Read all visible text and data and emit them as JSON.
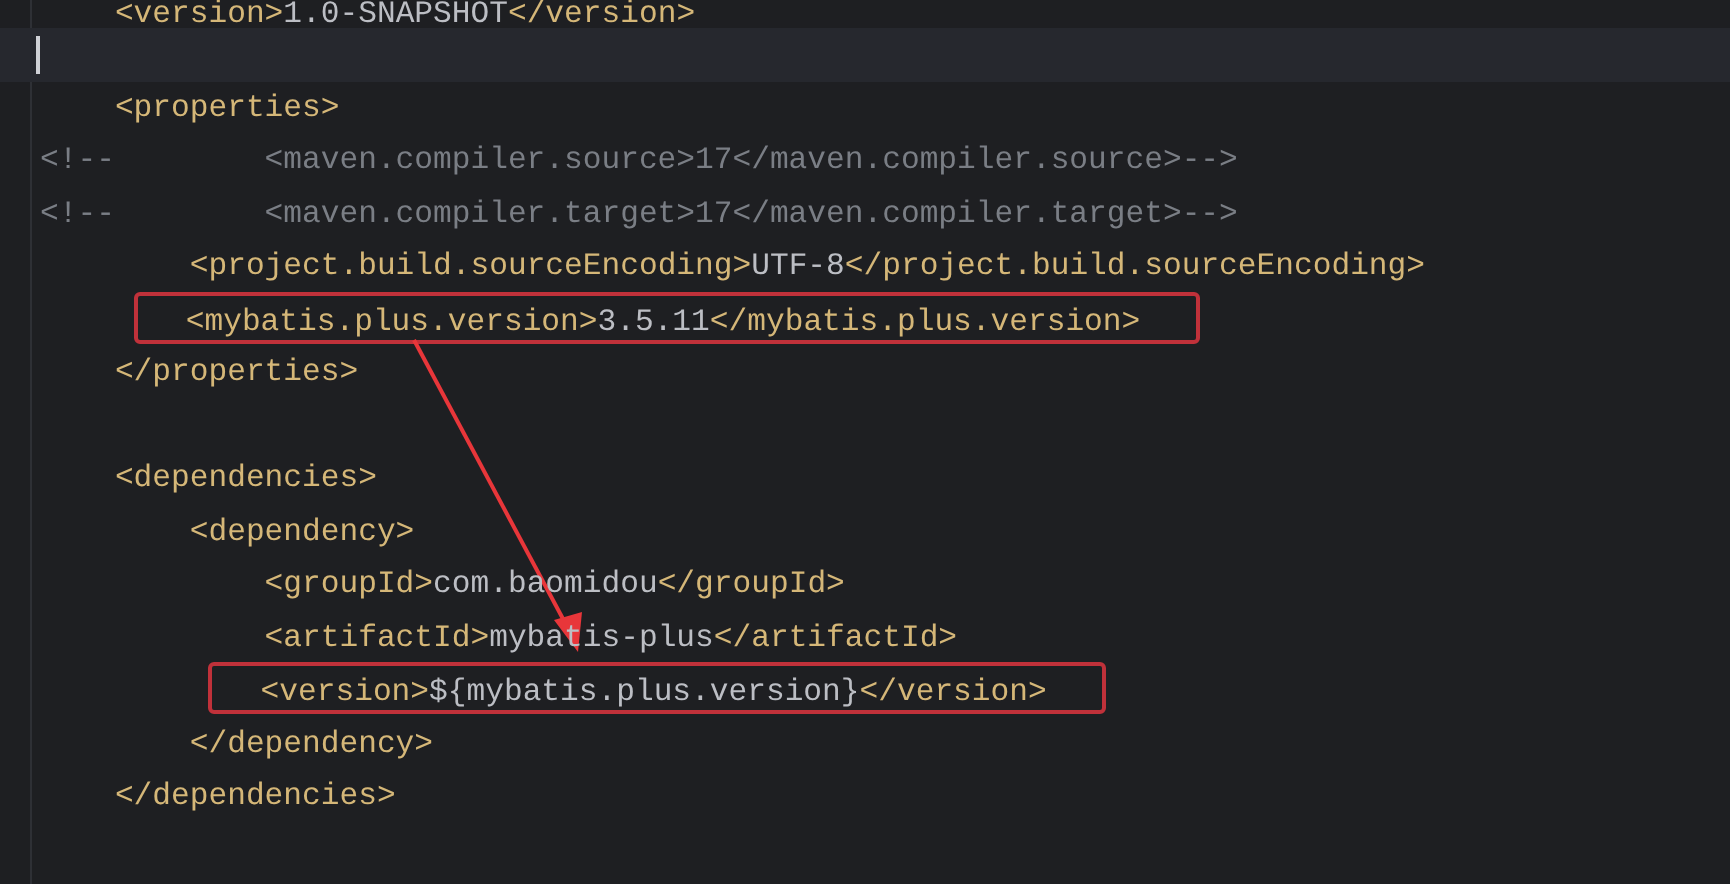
{
  "editor": {
    "lines": [
      {
        "current": false,
        "boxed": false,
        "tokens": [
          {
            "kind": "tag",
            "text": "    <version>"
          },
          {
            "kind": "text",
            "text": "1.0-SNAPSHOT"
          },
          {
            "kind": "tag",
            "text": "</version>"
          }
        ]
      },
      {
        "current": true,
        "boxed": false
      },
      {
        "current": false,
        "boxed": false,
        "tokens": [
          {
            "kind": "tag",
            "text": "    <properties>"
          }
        ]
      },
      {
        "current": false,
        "boxed": false,
        "tokens": [
          {
            "kind": "comment",
            "text": "<!--        <maven.compiler.source>17</maven.compiler.source>-->"
          }
        ]
      },
      {
        "current": false,
        "boxed": false,
        "tokens": [
          {
            "kind": "comment",
            "text": "<!--        <maven.compiler.target>17</maven.compiler.target>-->"
          }
        ]
      },
      {
        "current": false,
        "boxed": false,
        "tokens": [
          {
            "kind": "tag",
            "text": "        <project.build.sourceEncoding>"
          },
          {
            "kind": "text",
            "text": "UTF-8"
          },
          {
            "kind": "tag",
            "text": "</project.build.sourceEncoding>"
          }
        ]
      },
      {
        "current": false,
        "boxed": true,
        "arrow_from": true,
        "tokens": [
          {
            "kind": "tag",
            "text": "        <mybatis.plus.version>"
          },
          {
            "kind": "text",
            "text": "3.5.11"
          },
          {
            "kind": "tag",
            "text": "</mybatis.plus.version>"
          }
        ]
      },
      {
        "current": false,
        "boxed": false,
        "tokens": [
          {
            "kind": "tag",
            "text": "    </properties>"
          }
        ]
      },
      {
        "current": false,
        "boxed": false
      },
      {
        "current": false,
        "boxed": false,
        "tokens": [
          {
            "kind": "tag",
            "text": "    <dependencies>"
          }
        ]
      },
      {
        "current": false,
        "boxed": false,
        "tokens": [
          {
            "kind": "tag",
            "text": "        <dependency>"
          }
        ]
      },
      {
        "current": false,
        "boxed": false,
        "tokens": [
          {
            "kind": "tag",
            "text": "            <groupId>"
          },
          {
            "kind": "text",
            "text": "com.baomidou"
          },
          {
            "kind": "tag",
            "text": "</groupId>"
          }
        ]
      },
      {
        "current": false,
        "boxed": false,
        "tokens": [
          {
            "kind": "tag",
            "text": "            <artifactId>"
          },
          {
            "kind": "text",
            "text": "mybatis-plus"
          },
          {
            "kind": "tag",
            "text": "</artifactId>"
          }
        ]
      },
      {
        "current": false,
        "boxed": true,
        "tokens": [
          {
            "kind": "tag",
            "text": "            <version>"
          },
          {
            "kind": "text",
            "text": "${mybatis.plus.version}"
          },
          {
            "kind": "tag",
            "text": "</version>"
          }
        ]
      },
      {
        "current": false,
        "boxed": false,
        "tokens": [
          {
            "kind": "tag",
            "text": "        </dependency>"
          }
        ]
      },
      {
        "current": false,
        "boxed": false,
        "tokens": [
          {
            "kind": "tag",
            "text": "    </dependencies>"
          }
        ]
      }
    ]
  }
}
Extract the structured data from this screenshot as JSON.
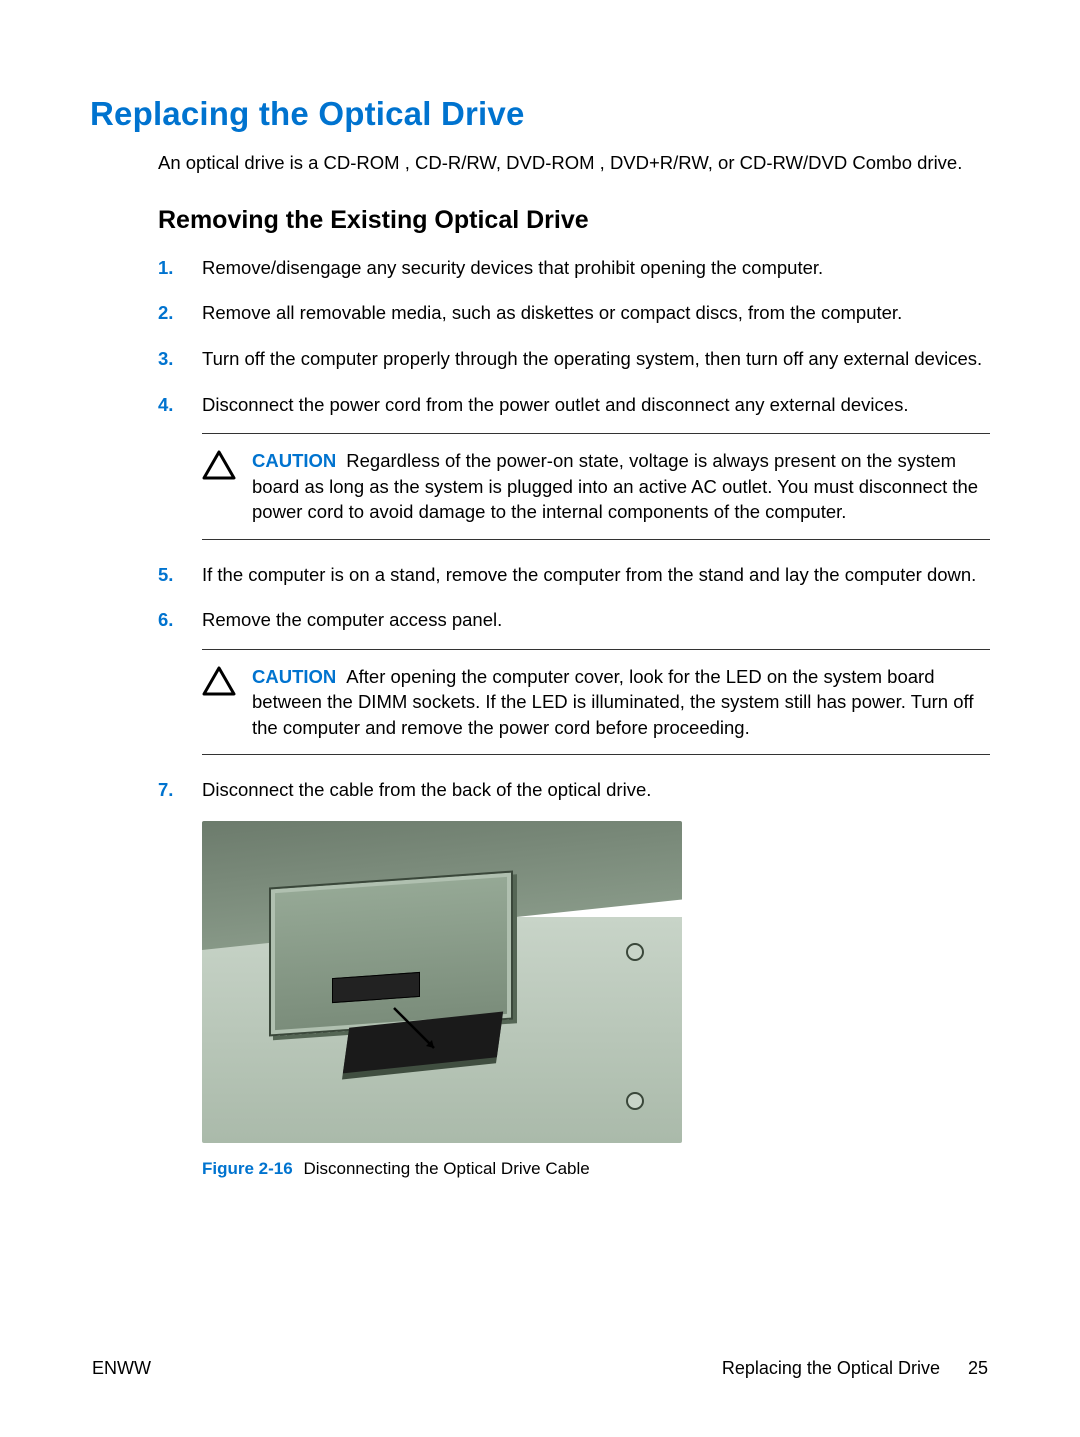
{
  "title": "Replacing the Optical Drive",
  "intro": "An optical drive is a CD-ROM , CD-R/RW, DVD-ROM , DVD+R/RW, or CD-RW/DVD Combo drive.",
  "subtitle": "Removing the Existing Optical Drive",
  "steps": [
    "Remove/disengage any security devices that prohibit opening the computer.",
    "Remove all removable media, such as diskettes or compact discs, from the computer.",
    "Turn off the computer properly through the operating system, then turn off any external devices.",
    "Disconnect the power cord from the power outlet and disconnect any external devices.",
    "If the computer is on a stand, remove the computer from the stand and lay the computer down.",
    "Remove the computer access panel.",
    "Disconnect the cable from the back of the optical drive."
  ],
  "caution_label": "CAUTION",
  "caution1": "Regardless of the power-on state, voltage is always present on the system board as long as the system is plugged into an active AC outlet. You must disconnect the power cord to avoid damage to the internal components of the computer.",
  "caution2": "After opening the computer cover, look for the LED on the system board between the DIMM sockets. If the LED is illuminated, the system still has power. Turn off the computer and remove the power cord before proceeding.",
  "figure": {
    "label": "Figure 2-16",
    "caption": "Disconnecting the Optical Drive Cable"
  },
  "footer": {
    "left": "ENWW",
    "right_text": "Replacing the Optical Drive",
    "page": "25"
  }
}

=-=-=

PROBLEM TO SOLVE: Determine how many lines include the word "compiler" and report that number by itself.

OUTPUT BELOW: 2